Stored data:
• • • •

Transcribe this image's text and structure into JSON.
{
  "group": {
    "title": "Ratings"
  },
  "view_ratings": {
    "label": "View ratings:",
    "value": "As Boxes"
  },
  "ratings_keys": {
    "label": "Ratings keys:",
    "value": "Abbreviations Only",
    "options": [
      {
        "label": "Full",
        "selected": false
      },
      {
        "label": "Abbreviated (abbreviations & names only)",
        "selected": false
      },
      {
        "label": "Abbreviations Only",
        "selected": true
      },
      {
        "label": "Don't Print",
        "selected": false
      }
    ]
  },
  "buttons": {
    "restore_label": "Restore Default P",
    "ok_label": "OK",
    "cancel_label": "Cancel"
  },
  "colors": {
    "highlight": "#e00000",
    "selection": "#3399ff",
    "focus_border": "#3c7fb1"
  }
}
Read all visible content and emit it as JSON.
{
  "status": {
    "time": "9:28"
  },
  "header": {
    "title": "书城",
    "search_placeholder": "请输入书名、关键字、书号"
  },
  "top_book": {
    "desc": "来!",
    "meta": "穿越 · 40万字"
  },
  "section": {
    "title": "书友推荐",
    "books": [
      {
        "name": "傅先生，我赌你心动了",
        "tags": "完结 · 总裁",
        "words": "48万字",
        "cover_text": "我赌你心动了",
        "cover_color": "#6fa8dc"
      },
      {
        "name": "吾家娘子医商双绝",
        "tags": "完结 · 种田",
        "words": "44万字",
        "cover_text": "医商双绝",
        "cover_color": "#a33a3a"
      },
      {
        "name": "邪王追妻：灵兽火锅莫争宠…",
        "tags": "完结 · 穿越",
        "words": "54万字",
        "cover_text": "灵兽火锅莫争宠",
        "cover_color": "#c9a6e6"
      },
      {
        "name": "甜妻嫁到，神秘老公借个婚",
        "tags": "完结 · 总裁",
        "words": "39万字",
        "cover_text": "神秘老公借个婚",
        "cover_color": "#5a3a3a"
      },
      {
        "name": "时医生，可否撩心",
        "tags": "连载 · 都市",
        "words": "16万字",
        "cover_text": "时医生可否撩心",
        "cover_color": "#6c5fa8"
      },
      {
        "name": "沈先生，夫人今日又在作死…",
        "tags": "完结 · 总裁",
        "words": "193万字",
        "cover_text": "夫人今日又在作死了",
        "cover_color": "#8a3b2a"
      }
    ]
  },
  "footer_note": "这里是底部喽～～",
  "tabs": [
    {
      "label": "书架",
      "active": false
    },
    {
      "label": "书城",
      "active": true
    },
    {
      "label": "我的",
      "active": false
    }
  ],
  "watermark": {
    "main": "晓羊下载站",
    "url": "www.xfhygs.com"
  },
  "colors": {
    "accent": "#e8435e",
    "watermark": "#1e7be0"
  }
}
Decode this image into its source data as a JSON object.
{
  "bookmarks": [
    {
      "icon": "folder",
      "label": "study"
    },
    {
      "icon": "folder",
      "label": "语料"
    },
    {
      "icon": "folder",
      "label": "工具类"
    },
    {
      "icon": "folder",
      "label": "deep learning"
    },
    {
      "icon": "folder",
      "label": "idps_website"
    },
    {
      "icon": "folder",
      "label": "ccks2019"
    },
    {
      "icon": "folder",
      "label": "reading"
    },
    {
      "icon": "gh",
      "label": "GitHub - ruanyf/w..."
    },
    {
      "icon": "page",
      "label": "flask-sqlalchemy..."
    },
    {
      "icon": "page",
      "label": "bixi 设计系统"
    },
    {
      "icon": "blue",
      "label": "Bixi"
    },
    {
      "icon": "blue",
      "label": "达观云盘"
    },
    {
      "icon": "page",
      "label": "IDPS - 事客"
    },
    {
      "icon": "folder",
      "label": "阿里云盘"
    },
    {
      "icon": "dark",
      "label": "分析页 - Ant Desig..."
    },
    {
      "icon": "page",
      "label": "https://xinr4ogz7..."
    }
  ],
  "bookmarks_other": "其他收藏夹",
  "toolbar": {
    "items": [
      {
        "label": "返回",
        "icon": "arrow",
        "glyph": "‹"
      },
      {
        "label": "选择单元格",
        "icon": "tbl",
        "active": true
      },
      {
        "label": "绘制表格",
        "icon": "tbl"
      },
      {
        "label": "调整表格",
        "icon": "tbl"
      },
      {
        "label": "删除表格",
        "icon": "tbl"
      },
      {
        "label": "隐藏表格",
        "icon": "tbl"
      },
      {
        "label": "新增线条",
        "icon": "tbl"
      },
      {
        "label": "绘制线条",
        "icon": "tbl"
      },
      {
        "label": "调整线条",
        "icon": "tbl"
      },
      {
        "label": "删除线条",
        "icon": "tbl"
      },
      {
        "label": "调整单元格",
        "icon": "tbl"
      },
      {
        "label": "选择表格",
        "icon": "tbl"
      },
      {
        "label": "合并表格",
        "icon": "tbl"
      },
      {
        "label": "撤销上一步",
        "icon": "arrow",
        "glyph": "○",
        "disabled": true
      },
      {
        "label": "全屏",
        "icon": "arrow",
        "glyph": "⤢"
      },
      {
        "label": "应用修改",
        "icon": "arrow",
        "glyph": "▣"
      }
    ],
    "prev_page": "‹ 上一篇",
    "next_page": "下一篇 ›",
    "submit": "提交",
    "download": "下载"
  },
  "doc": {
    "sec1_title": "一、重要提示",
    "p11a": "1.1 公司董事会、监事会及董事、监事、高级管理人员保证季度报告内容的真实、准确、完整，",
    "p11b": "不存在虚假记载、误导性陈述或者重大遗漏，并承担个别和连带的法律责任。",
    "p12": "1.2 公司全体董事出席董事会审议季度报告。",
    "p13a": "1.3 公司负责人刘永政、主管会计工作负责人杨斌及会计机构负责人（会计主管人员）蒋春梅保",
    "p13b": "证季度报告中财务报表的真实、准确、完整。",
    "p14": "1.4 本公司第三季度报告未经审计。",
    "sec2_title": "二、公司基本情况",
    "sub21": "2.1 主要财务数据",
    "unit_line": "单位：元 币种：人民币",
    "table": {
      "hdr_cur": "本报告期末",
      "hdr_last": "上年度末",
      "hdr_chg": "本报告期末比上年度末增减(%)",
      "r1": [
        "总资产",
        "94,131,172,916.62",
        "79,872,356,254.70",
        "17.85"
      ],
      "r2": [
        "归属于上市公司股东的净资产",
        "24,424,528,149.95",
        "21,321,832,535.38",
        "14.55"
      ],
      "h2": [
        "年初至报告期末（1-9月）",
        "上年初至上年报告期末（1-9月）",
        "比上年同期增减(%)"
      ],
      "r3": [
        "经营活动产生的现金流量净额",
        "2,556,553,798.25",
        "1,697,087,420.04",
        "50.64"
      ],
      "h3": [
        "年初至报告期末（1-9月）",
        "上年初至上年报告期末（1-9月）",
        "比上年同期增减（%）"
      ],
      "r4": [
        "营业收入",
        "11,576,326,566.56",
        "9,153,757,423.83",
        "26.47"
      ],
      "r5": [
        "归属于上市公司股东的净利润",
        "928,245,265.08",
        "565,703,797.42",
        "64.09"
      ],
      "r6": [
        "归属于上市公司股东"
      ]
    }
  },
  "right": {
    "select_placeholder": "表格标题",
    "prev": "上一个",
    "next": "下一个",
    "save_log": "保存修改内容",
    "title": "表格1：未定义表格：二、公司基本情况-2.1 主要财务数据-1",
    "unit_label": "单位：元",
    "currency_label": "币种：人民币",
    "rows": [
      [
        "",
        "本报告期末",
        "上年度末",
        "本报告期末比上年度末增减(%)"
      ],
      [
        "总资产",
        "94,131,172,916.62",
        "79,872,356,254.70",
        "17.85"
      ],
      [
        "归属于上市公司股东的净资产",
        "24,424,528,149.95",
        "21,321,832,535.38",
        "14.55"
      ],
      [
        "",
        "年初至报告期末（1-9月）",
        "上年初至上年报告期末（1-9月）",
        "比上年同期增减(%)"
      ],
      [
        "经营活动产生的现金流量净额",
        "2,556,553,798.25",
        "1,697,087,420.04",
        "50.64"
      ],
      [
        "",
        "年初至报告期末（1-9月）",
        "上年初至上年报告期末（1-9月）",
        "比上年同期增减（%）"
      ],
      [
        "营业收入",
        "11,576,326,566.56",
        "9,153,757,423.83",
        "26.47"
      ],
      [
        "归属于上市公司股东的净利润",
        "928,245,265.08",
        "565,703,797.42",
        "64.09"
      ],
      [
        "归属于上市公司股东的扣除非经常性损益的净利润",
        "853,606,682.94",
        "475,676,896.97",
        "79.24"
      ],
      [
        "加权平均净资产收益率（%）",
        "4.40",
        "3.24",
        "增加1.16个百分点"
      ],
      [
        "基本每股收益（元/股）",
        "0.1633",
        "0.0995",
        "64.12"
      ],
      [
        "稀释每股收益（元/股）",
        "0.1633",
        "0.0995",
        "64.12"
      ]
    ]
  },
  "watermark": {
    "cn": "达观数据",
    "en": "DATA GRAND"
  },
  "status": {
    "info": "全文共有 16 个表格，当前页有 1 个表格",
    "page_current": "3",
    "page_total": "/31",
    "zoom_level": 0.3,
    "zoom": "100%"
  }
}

• • • •

Search the records for the word "true" and copy every line where it occurs.

        "selected": true
      "active": true
        "active": true
        "disabled": true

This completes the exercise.